**AIM**
Print all entries word for word.

**DATA PROVIDED**
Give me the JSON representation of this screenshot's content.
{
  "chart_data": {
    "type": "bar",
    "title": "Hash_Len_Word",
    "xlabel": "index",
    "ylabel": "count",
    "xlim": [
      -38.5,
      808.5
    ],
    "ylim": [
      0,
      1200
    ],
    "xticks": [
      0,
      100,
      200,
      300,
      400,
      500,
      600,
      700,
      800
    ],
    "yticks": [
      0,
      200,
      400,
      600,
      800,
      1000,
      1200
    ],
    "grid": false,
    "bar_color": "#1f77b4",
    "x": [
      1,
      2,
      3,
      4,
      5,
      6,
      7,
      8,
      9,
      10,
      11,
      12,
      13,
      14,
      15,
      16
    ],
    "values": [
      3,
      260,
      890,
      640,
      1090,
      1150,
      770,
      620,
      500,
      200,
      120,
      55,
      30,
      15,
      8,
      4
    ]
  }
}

**COMPLETE RESPONSE**
Give me the JSON representation of this screenshot's content.
{
  "chart_data": {
    "type": "bar",
    "title": "Hash_Len_Word",
    "xlabel": "index",
    "ylabel": "count",
    "xlim": [
      -38.5,
      808.5
    ],
    "ylim": [
      0,
      1200
    ],
    "xticks": [
      0,
      100,
      200,
      300,
      400,
      500,
      600,
      700,
      800
    ],
    "yticks": [
      0,
      200,
      400,
      600,
      800,
      1000,
      1200
    ],
    "grid": false,
    "bar_color": "#1f77b4",
    "x": [
      1,
      2,
      3,
      4,
      5,
      6,
      7,
      8,
      9,
      10,
      11,
      12,
      13,
      14,
      15,
      16
    ],
    "values": [
      3,
      260,
      890,
      640,
      1090,
      1150,
      770,
      620,
      500,
      200,
      120,
      55,
      30,
      15,
      8,
      4
    ]
  }
}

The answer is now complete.